━━━━━ SELECTED TEXT
Log4J flaw turns into pandemic with over 840,000 attacks initiated within 72 hours

Cal Jeffrey

Posts: 3,463   +1,034
Staff member
What just happened? On Tuesday, security researchers revealed that hackers had employed the recently discovered Log4J exploit in over 840,000 cyberattacks. Bad actors have targeted companies worldwide, including big-name players like Apple, Amazon, IBM, Microsoft, and Cisco.

Techspot reported on Log4J over the weekend after it was discovered last week. Since Friday, the open-source software's use has become a pandemic in its own right. Security firm Check Point has been monitoring the situation and, at one point, were seeing more than 100 Log4J attacks per minute.

The hackers are scattered globally, but many seem to be coming from state-sponsored groups out of China, cybersecurity company Maniant CTO Charles Carmakal told Ars Technica. Other firms tracking the attacks, including Check Point and SentinelOne, confirm that many are from known Chinese hackers. Check Point adds that more than half of the exploits come from well-known hacking groups using it to deploy common malware like Tsunami and Mirai for botnets and XMRig to mine Monero.
━━━━━━━━━━
→ LIST OF TASKS
1 - In the Log4J article, what peak rate of Log4J attacks did Check Point observe?
2 - Return the part of the Log4J article between "Cal Jeffrey" and "attacks per minute.", inclusive, word for word.
━━━━━ INPUT DATA
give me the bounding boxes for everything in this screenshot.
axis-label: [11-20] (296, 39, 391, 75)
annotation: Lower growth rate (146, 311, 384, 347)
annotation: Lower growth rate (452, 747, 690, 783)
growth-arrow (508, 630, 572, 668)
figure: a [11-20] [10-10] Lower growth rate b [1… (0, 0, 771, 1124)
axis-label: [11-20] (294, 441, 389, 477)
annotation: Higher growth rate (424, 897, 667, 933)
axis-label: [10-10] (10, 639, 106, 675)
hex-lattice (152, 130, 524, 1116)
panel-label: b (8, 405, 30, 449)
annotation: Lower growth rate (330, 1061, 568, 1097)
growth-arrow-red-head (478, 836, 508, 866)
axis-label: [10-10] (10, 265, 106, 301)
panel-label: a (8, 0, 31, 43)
━━━━━━━━━━
→ LIST OF ANSWERS
1 - More than 100 attacks per minute.

2 -
Cal Jeffrey

Posts: 3,463   +1,034
Staff member
What just happened? On Tuesday, security researchers revealed that hackers had employed the recently discovered Log4J exploit in over 840,000 cyberattacks. Bad actors have targeted companies worldwide, including big-name players like Apple, Amazon, IBM, Microsoft, and Cisco.

Techspot reported on Log4J over the weekend after it was discovered last week. Since Friday, the open-source software's use has become a pandemic in its own right. Security firm Check Point has been monitoring the situation and, at one point, were seeing more than 100 Log4J attacks per minute.